The Harvard Civil Rights – Civil Liberties Law Review is a student-run law review published by Harvard Law School. The journal is published two times per year and contains articles, essays, and book reviews concerning civil rights and liberties. As of 2014, it was the leading progressive law journal in the United States. In 2009, its online companion Amicus was launched, which features standard length journal articles coupled with online responses. In 2018, the journal launched its podcast, Taking Liberties, which features panel discussions on current events related to civil rights and civil liberties, interviews with scholars and practitioners who fight for them, and tributes to those who have contributed to the advancement of civil rights throughout history.

Supplied entries:
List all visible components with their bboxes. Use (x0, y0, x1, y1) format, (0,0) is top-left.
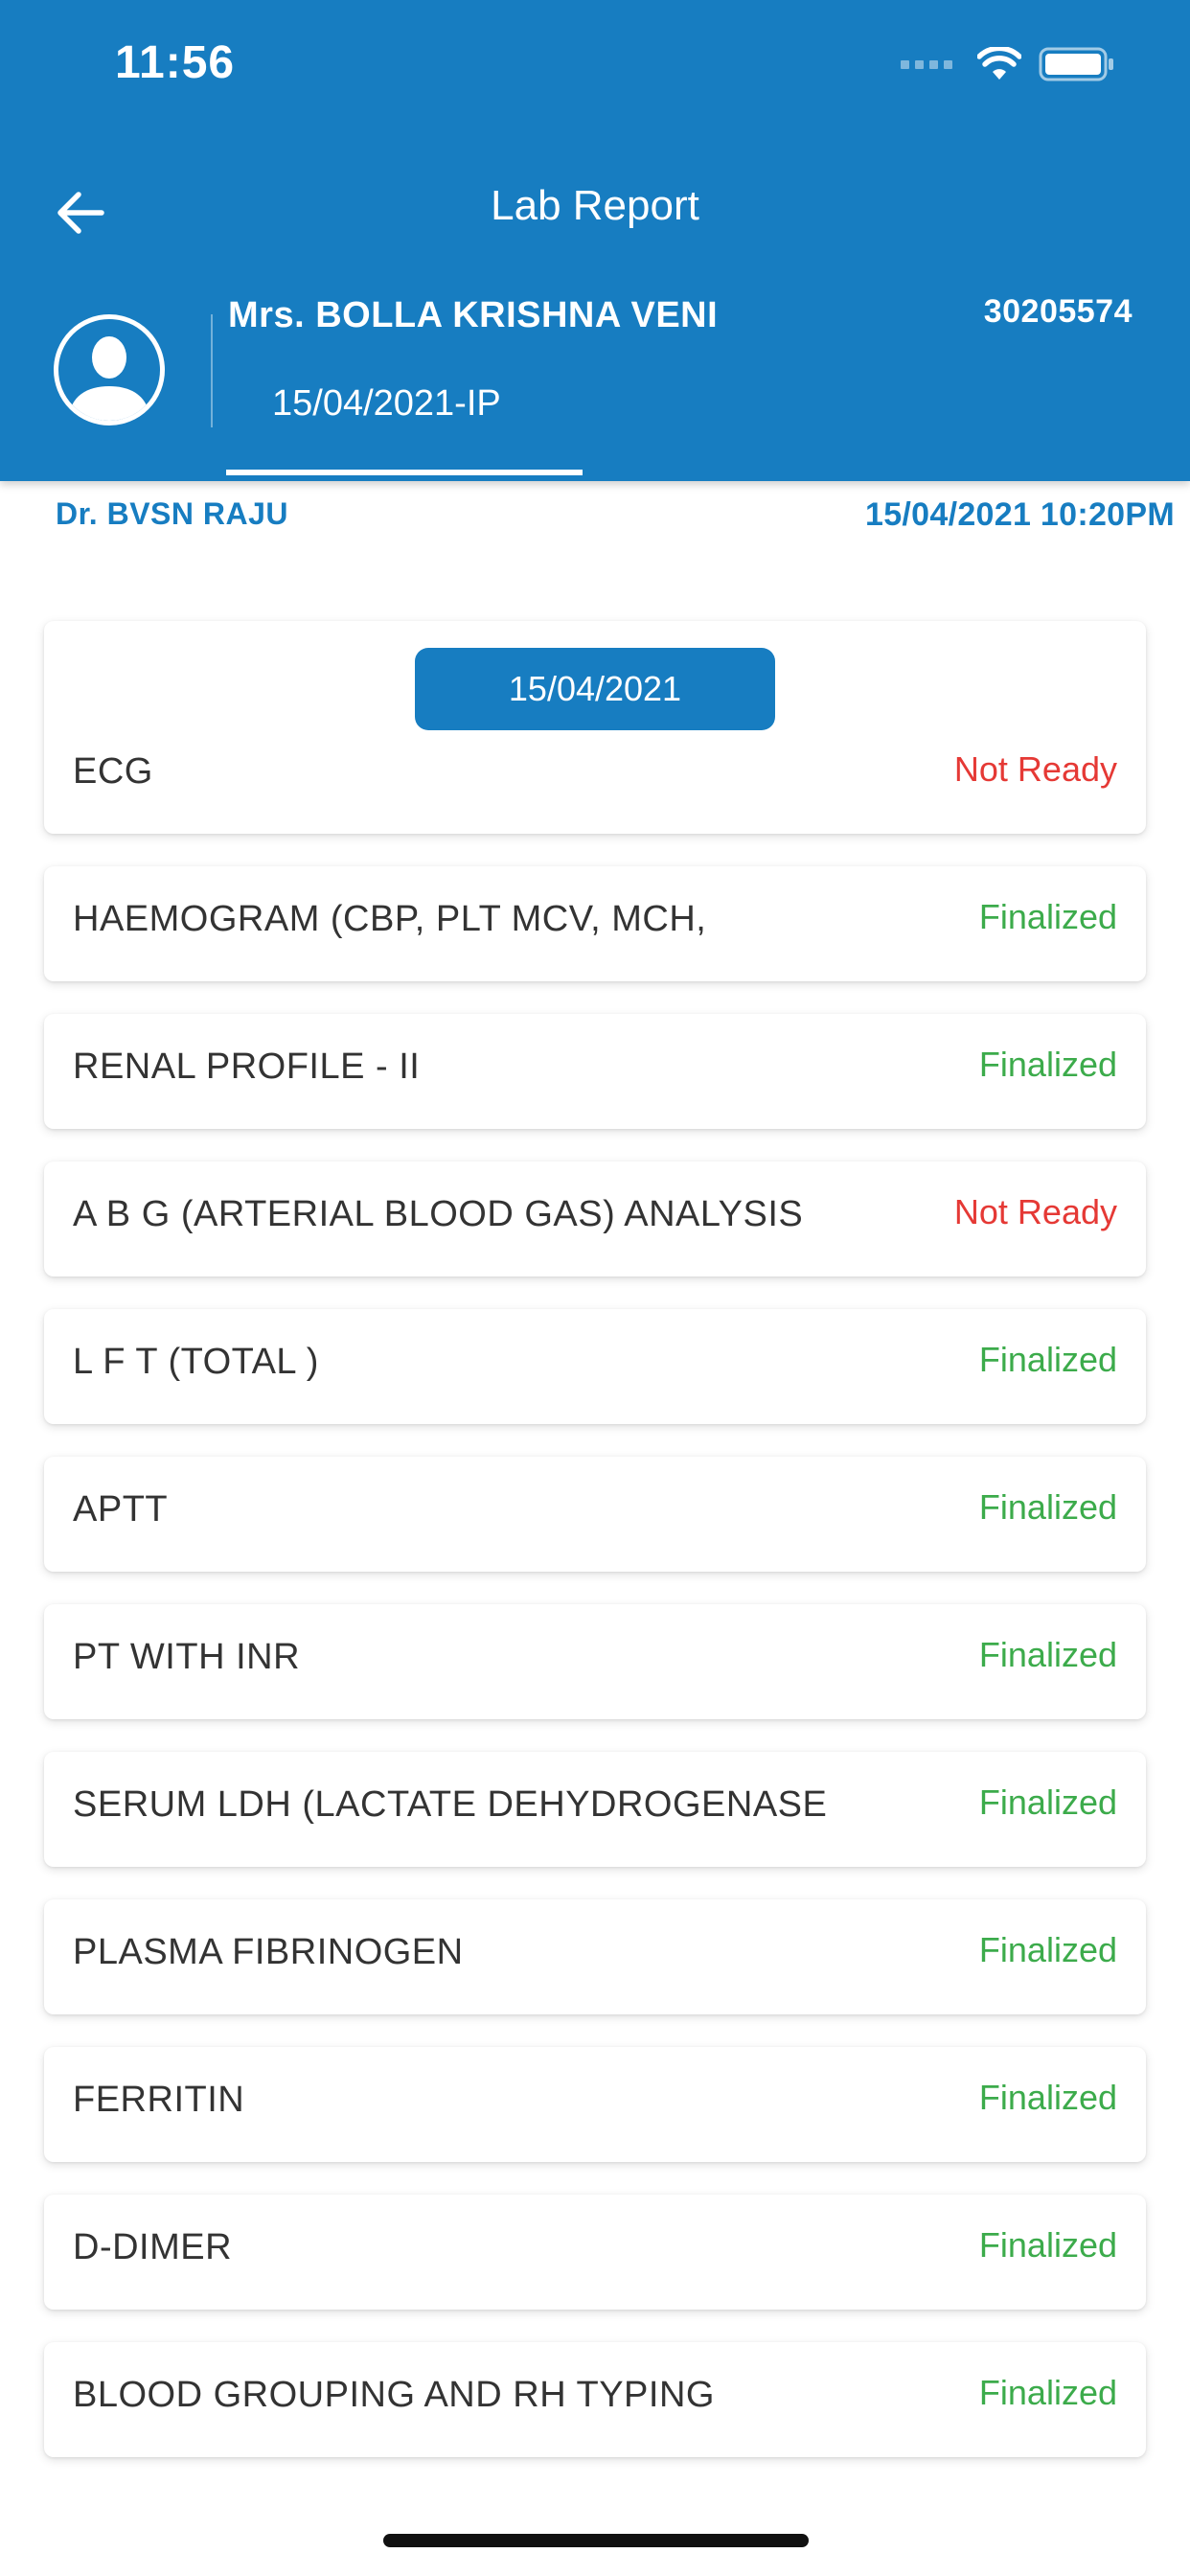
battery-icon (1039, 47, 1113, 81)
tab-visit[interactable]: 15/04/2021-IP (226, 370, 583, 475)
test-name: HAEMOGRAM (CBP, PLT MCV, MCH, (73, 899, 707, 939)
status-badge: Finalized (978, 1782, 1117, 1822)
page-title: Lab Report (491, 182, 699, 229)
status-badge: Finalized (978, 2078, 1117, 2117)
home-indicator[interactable] (383, 2534, 809, 2547)
list-item[interactable]: PLASMA FIBRINOGEN Finalized (44, 1899, 1146, 2014)
list-item[interactable]: SERUM LDH (LACTATE DEHYDROGENASE Finalize… (44, 1752, 1146, 1867)
test-name: RENAL PROFILE - II (73, 1046, 421, 1087)
status-badge: Finalized (978, 897, 1117, 936)
status-badge: Finalized (978, 1340, 1117, 1379)
avatar (54, 314, 165, 426)
list-item[interactable]: L F T (TOTAL ) Finalized (44, 1309, 1146, 1424)
test-name: FERRITIN (73, 2080, 245, 2120)
date-group-pill: 15/04/2021 (415, 648, 775, 730)
visit-datetime: 15/04/2021 10:20PM (865, 496, 1175, 533)
status-icons (901, 46, 1115, 82)
status-badge: Finalized (978, 2225, 1117, 2265)
tab-active-indicator (226, 470, 583, 475)
list-item[interactable]: FERRITIN Finalized (44, 2047, 1146, 2162)
header-divider (211, 314, 213, 427)
list-item[interactable]: BLOOD GROUPING AND RH TYPING Finalized (44, 2342, 1146, 2457)
test-name: L F T (TOTAL ) (73, 1342, 319, 1382)
status-badge: Finalized (978, 1635, 1117, 1674)
status-badge: Not Ready (953, 1192, 1117, 1231)
test-name: PT WITH INR (73, 1637, 301, 1677)
status-badge: Finalized (978, 1487, 1117, 1527)
list-item[interactable]: A B G (ARTERIAL BLOOD GAS) ANALYSIS Not R… (44, 1162, 1146, 1276)
status-time: 11:56 (115, 37, 236, 88)
wifi-icon (977, 47, 1021, 80)
lab-report-screen: 11:56 Lab Report Mrs. BOLLA KRISHNA VENI… (0, 0, 1190, 2576)
doctor-name: Dr. BVSN RAJU (56, 496, 288, 531)
list-item[interactable]: APTT Finalized (44, 1457, 1146, 1572)
list-item[interactable]: HAEMOGRAM (CBP, PLT MCV, MCH, Finalized (44, 866, 1146, 981)
list-item[interactable]: 15/04/2021 ECG Not Ready (44, 621, 1146, 834)
test-name: APTT (73, 1489, 169, 1530)
signal-icon (901, 59, 952, 69)
list-item[interactable]: PT WITH INR Finalized (44, 1604, 1146, 1719)
test-name: SERUM LDH (LACTATE DEHYDROGENASE (73, 1784, 828, 1825)
patient-name: Mrs. BOLLA KRISHNA VENI (228, 295, 719, 335)
status-badge: Finalized (978, 2373, 1117, 2412)
test-name: PLASMA FIBRINOGEN (73, 1932, 464, 1972)
visit-tab-label: 15/04/2021-IP (272, 383, 501, 424)
status-badge: Not Ready (953, 749, 1117, 789)
test-name: ECG (73, 751, 153, 792)
list-item[interactable]: D-DIMER Finalized (44, 2195, 1146, 2310)
test-name: D-DIMER (73, 2227, 233, 2267)
test-name: A B G (ARTERIAL BLOOD GAS) ANALYSIS (73, 1194, 804, 1234)
patient-id: 30205574 (983, 293, 1133, 330)
status-badge: Finalized (978, 1045, 1117, 1084)
user-icon (68, 336, 150, 421)
app-header: 11:56 Lab Report Mrs. BOLLA KRISHNA VENI… (0, 0, 1190, 481)
test-name: BLOOD GROUPING AND RH TYPING (73, 2375, 715, 2415)
list-item[interactable]: RENAL PROFILE - II Finalized (44, 1014, 1146, 1129)
status-badge: Finalized (978, 1930, 1117, 1969)
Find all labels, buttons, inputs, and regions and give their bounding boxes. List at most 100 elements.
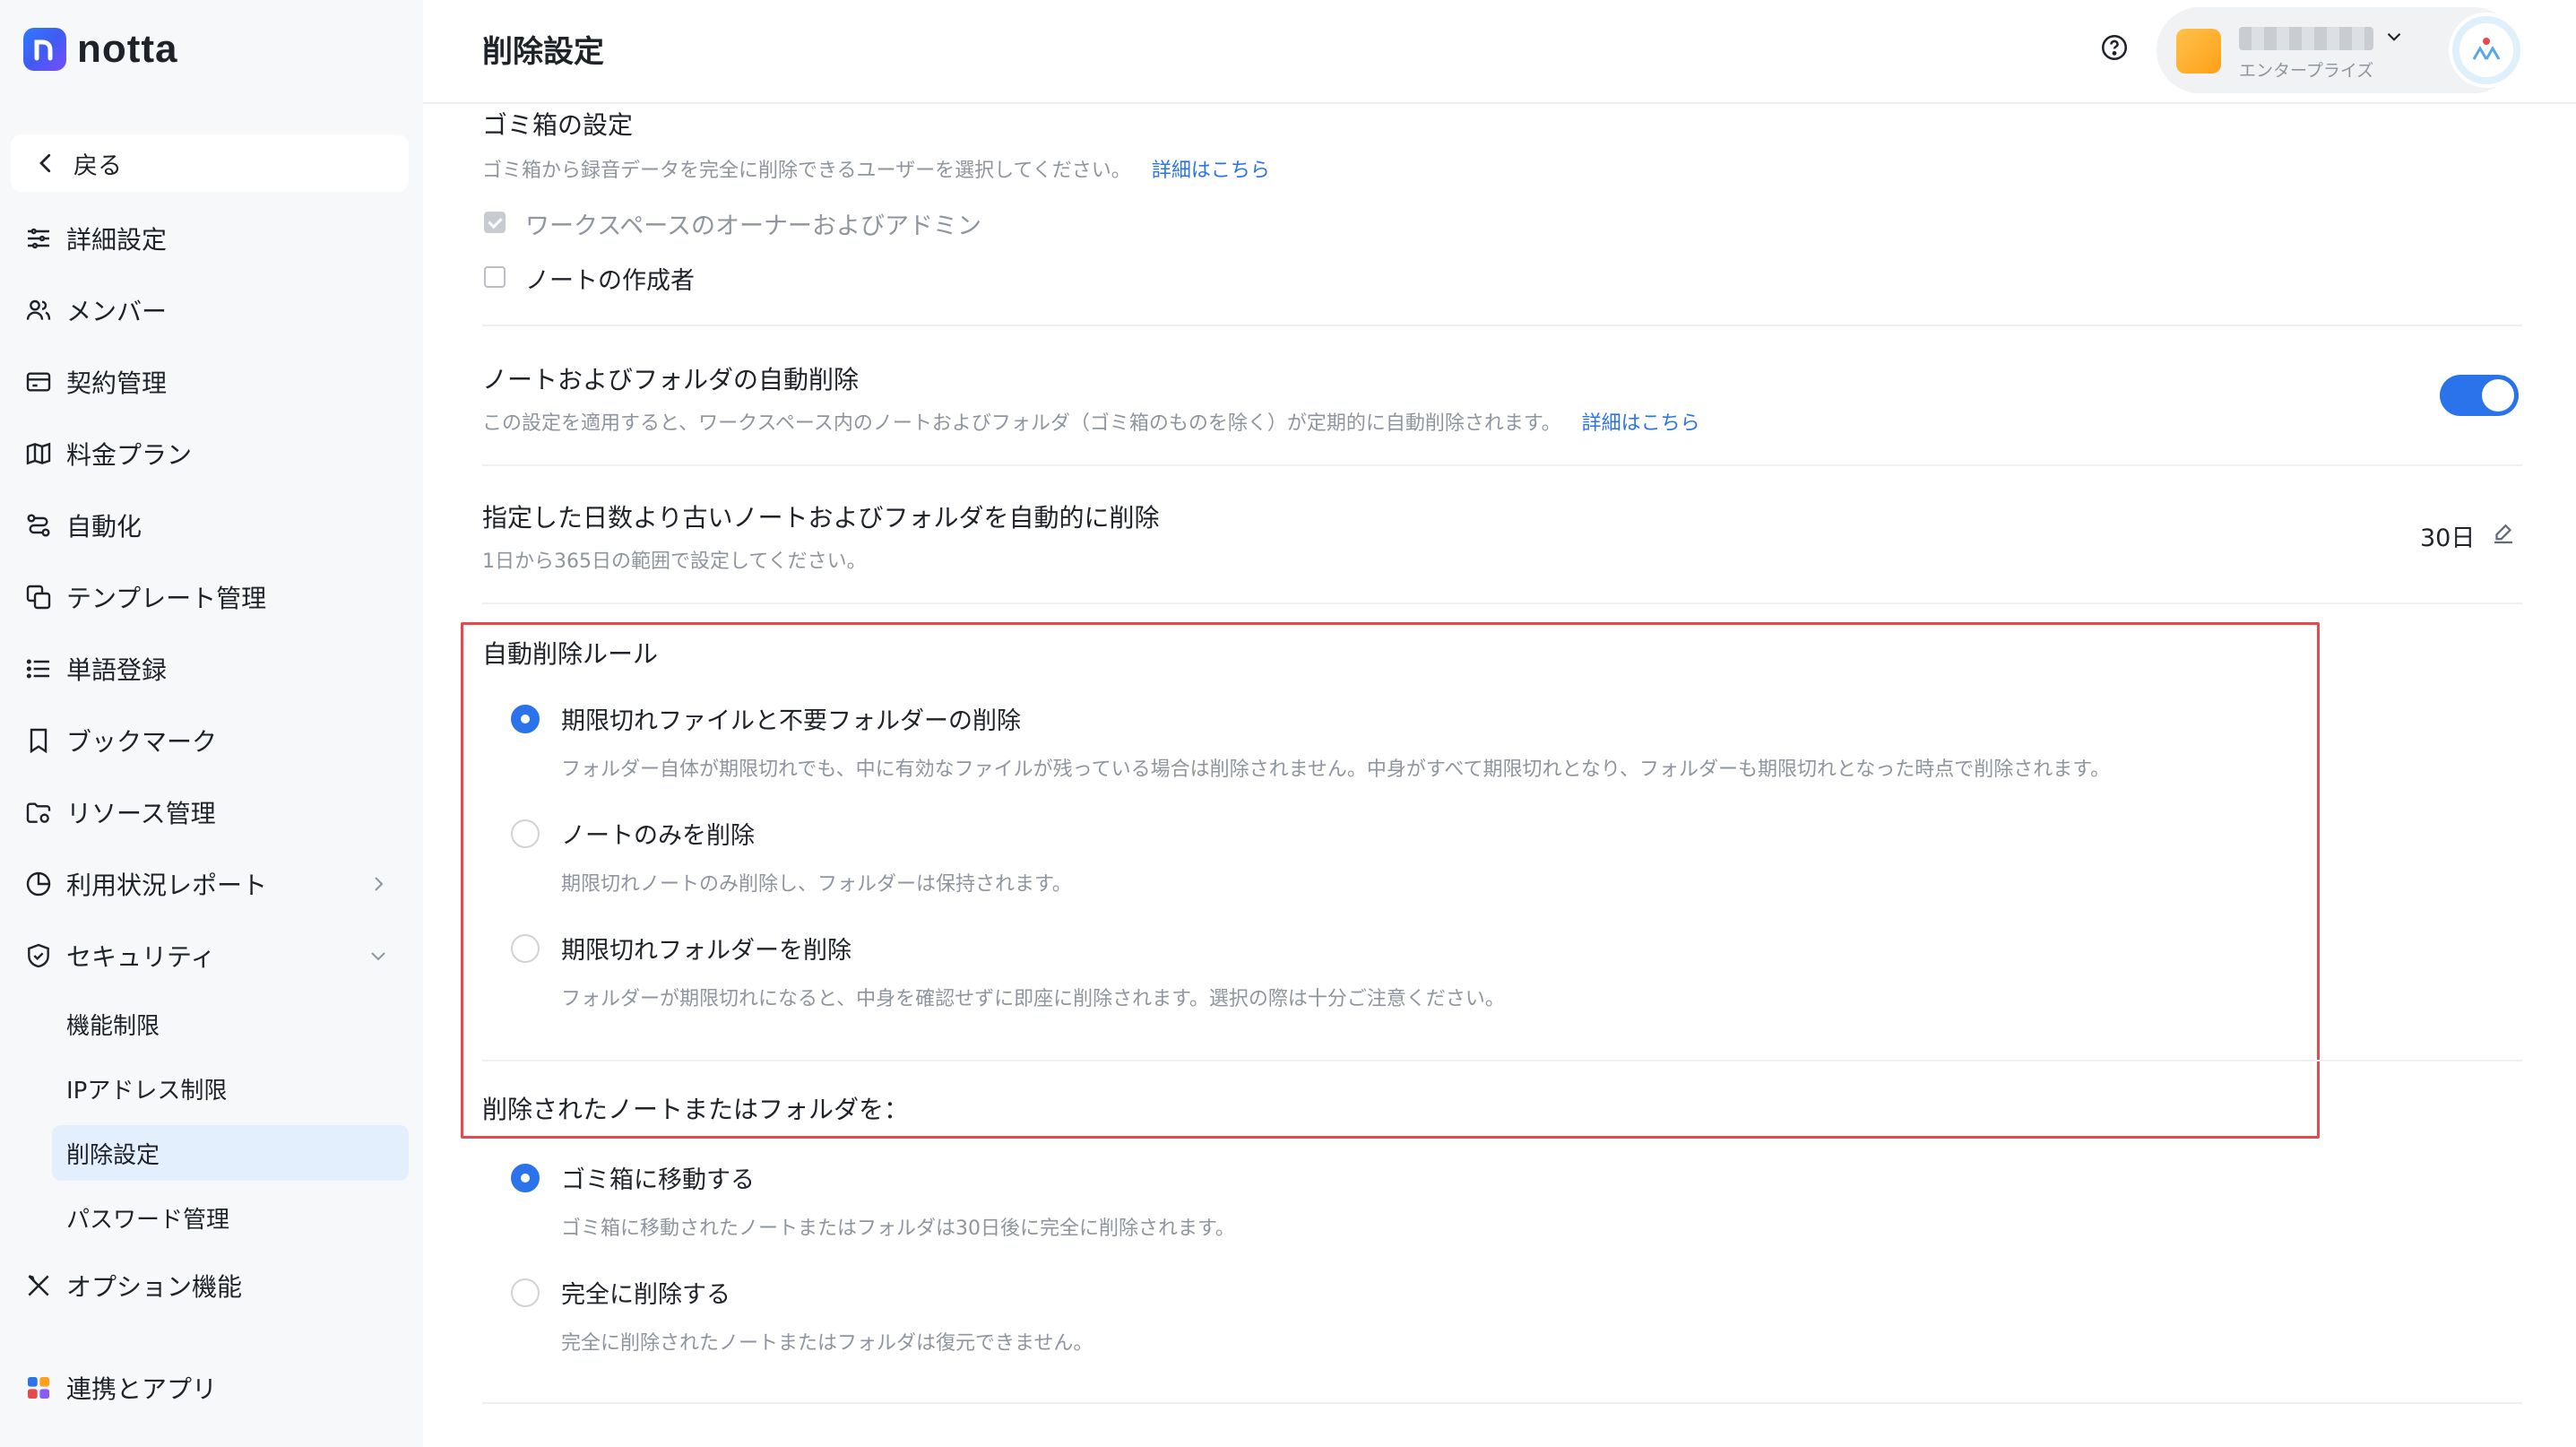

Problem set:
**1)** According to the law review passage, in what year was the online companion Amicus launched?
**2)** Using the law review passage, explain in one to three sentences what the podcast Taking Liberties features.
The entries are separate material from the law review passage.

Answers to the problems:
**1)** Amicus was launched in 2009.

**2)** Taking Liberties features panel discussions on current events related to civil rights and civil liberties. It also features interviews with scholars and practitioners who fight for those rights and liberties. It includes tributes to people who have contributed to the advancement of civil rights throughout history.